PROBLEM DESCRIPTION:
All entries must be repeated exactly; do not include the pictures.
=== DATASET ROWS ===
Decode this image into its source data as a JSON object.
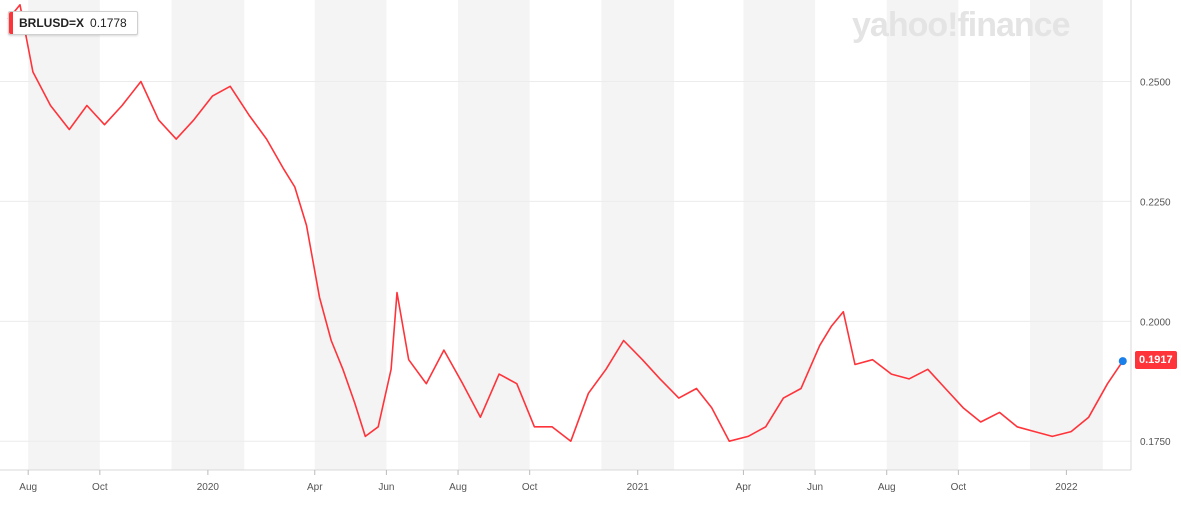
{
  "legend": {
    "symbol": "BRLUSD=X",
    "value": "0.1778"
  },
  "watermark": {
    "brand": "yahoo!finance"
  },
  "last_price_label": "0.1917",
  "colors": {
    "line": "#ff333a",
    "current_dot": "#1a7fe8",
    "band": "#f4f4f4",
    "grid": "#ececec"
  },
  "chart_data": {
    "type": "line",
    "title": "",
    "xlabel": "",
    "ylabel": "",
    "series": [
      {
        "name": "",
        "x": [
          "2019-07-15",
          "2019-07-25",
          "2019-08-05",
          "2019-08-20",
          "2019-09-05",
          "2019-09-20",
          "2019-10-05",
          "2019-10-20",
          "2019-11-05",
          "2019-11-20",
          "2019-12-05",
          "2019-12-20",
          "2020-01-05",
          "2020-01-20",
          "2020-02-05",
          "2020-02-20",
          "2020-03-05",
          "2020-03-15",
          "2020-03-25",
          "2020-04-05",
          "2020-04-15",
          "2020-04-25",
          "2020-05-05",
          "2020-05-14",
          "2020-05-25",
          "2020-06-05",
          "2020-06-10",
          "2020-06-20",
          "2020-07-05",
          "2020-07-20",
          "2020-08-05",
          "2020-08-20",
          "2020-09-05",
          "2020-09-20",
          "2020-10-05",
          "2020-10-20",
          "2020-11-05",
          "2020-11-20",
          "2020-12-05",
          "2020-12-20",
          "2021-01-05",
          "2021-01-20",
          "2021-02-05",
          "2021-02-20",
          "2021-03-05",
          "2021-03-20",
          "2021-04-05",
          "2021-04-20",
          "2021-05-05",
          "2021-05-20",
          "2021-06-05",
          "2021-06-15",
          "2021-06-25",
          "2021-07-05",
          "2021-07-20",
          "2021-08-05",
          "2021-08-20",
          "2021-09-05",
          "2021-09-20",
          "2021-10-05",
          "2021-10-20",
          "2021-11-05",
          "2021-11-20",
          "2021-12-05",
          "2021-12-20",
          "2022-01-05",
          "2022-01-20",
          "2022-02-05",
          "2022-02-18"
        ],
        "values": [
          0.263,
          0.266,
          0.252,
          0.245,
          0.24,
          0.245,
          0.241,
          0.245,
          0.25,
          0.242,
          0.238,
          0.242,
          0.247,
          0.249,
          0.243,
          0.238,
          0.232,
          0.228,
          0.22,
          0.205,
          0.196,
          0.19,
          0.183,
          0.176,
          0.178,
          0.19,
          0.206,
          0.192,
          0.187,
          0.194,
          0.187,
          0.18,
          0.189,
          0.187,
          0.178,
          0.178,
          0.175,
          0.185,
          0.19,
          0.196,
          0.192,
          0.188,
          0.184,
          0.186,
          0.182,
          0.175,
          0.176,
          0.178,
          0.184,
          0.186,
          0.195,
          0.199,
          0.202,
          0.191,
          0.192,
          0.189,
          0.188,
          0.19,
          0.186,
          0.182,
          0.179,
          0.181,
          0.178,
          0.177,
          0.176,
          0.177,
          0.18,
          0.187,
          0.1917
        ]
      }
    ],
    "x_ticks": [
      "Aug",
      "Oct",
      "2020",
      "Apr",
      "Jun",
      "Aug",
      "Oct",
      "2021",
      "Apr",
      "Jun",
      "Aug",
      "Oct",
      "2022"
    ],
    "y_ticks": [
      "0.1750",
      "0.2000",
      "0.2250",
      "0.2500"
    ],
    "ylim": [
      0.169,
      0.267
    ],
    "xlim": [
      "2019-07-08",
      "2022-02-25"
    ],
    "grid": true,
    "y_axis_position": "right"
  }
}
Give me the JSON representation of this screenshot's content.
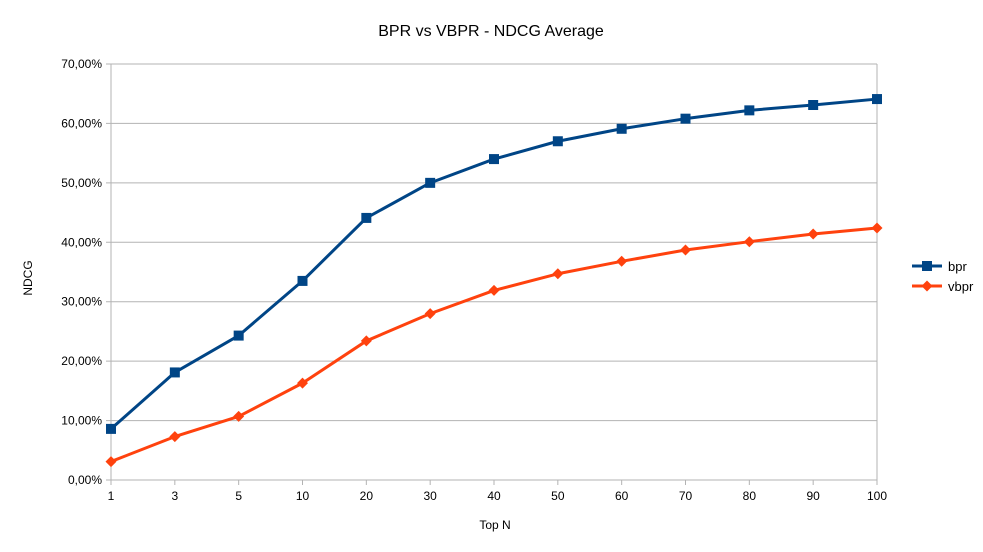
===
WORKED ANSWER:
Decode this image into its source data as a JSON object.
{
  "legend": {
    "symbol": "BRLUSD=X",
    "value": "0.1778"
  },
  "watermark": {
    "brand": "yahoo!finance"
  },
  "last_price_label": "0.1917",
  "colors": {
    "line": "#ff333a",
    "current_dot": "#1a7fe8",
    "band": "#f4f4f4",
    "grid": "#ececec"
  },
  "chart_data": {
    "type": "line",
    "title": "",
    "xlabel": "",
    "ylabel": "",
    "series": [
      {
        "name": "",
        "x": [
          "2019-07-15",
          "2019-07-25",
          "2019-08-05",
          "2019-08-20",
          "2019-09-05",
          "2019-09-20",
          "2019-10-05",
          "2019-10-20",
          "2019-11-05",
          "2019-11-20",
          "2019-12-05",
          "2019-12-20",
          "2020-01-05",
          "2020-01-20",
          "2020-02-05",
          "2020-02-20",
          "2020-03-05",
          "2020-03-15",
          "2020-03-25",
          "2020-04-05",
          "2020-04-15",
          "2020-04-25",
          "2020-05-05",
          "2020-05-14",
          "2020-05-25",
          "2020-06-05",
          "2020-06-10",
          "2020-06-20",
          "2020-07-05",
          "2020-07-20",
          "2020-08-05",
          "2020-08-20",
          "2020-09-05",
          "2020-09-20",
          "2020-10-05",
          "2020-10-20",
          "2020-11-05",
          "2020-11-20",
          "2020-12-05",
          "2020-12-20",
          "2021-01-05",
          "2021-01-20",
          "2021-02-05",
          "2021-02-20",
          "2021-03-05",
          "2021-03-20",
          "2021-04-05",
          "2021-04-20",
          "2021-05-05",
          "2021-05-20",
          "2021-06-05",
          "2021-06-15",
          "2021-06-25",
          "2021-07-05",
          "2021-07-20",
          "2021-08-05",
          "2021-08-20",
          "2021-09-05",
          "2021-09-20",
          "2021-10-05",
          "2021-10-20",
          "2021-11-05",
          "2021-11-20",
          "2021-12-05",
          "2021-12-20",
          "2022-01-05",
          "2022-01-20",
          "2022-02-05",
          "2022-02-18"
        ],
        "values": [
          0.263,
          0.266,
          0.252,
          0.245,
          0.24,
          0.245,
          0.241,
          0.245,
          0.25,
          0.242,
          0.238,
          0.242,
          0.247,
          0.249,
          0.243,
          0.238,
          0.232,
          0.228,
          0.22,
          0.205,
          0.196,
          0.19,
          0.183,
          0.176,
          0.178,
          0.19,
          0.206,
          0.192,
          0.187,
          0.194,
          0.187,
          0.18,
          0.189,
          0.187,
          0.178,
          0.178,
          0.175,
          0.185,
          0.19,
          0.196,
          0.192,
          0.188,
          0.184,
          0.186,
          0.182,
          0.175,
          0.176,
          0.178,
          0.184,
          0.186,
          0.195,
          0.199,
          0.202,
          0.191,
          0.192,
          0.189,
          0.188,
          0.19,
          0.186,
          0.182,
          0.179,
          0.181,
          0.178,
          0.177,
          0.176,
          0.177,
          0.18,
          0.187,
          0.1917
        ]
      }
    ],
    "x_ticks": [
      "Aug",
      "Oct",
      "2020",
      "Apr",
      "Jun",
      "Aug",
      "Oct",
      "2021",
      "Apr",
      "Jun",
      "Aug",
      "Oct",
      "2022"
    ],
    "y_ticks": [
      "0.1750",
      "0.2000",
      "0.2250",
      "0.2500"
    ],
    "ylim": [
      0.169,
      0.267
    ],
    "xlim": [
      "2019-07-08",
      "2022-02-25"
    ],
    "grid": true,
    "y_axis_position": "right"
  }
}
Give me the JSON representation of this screenshot's content.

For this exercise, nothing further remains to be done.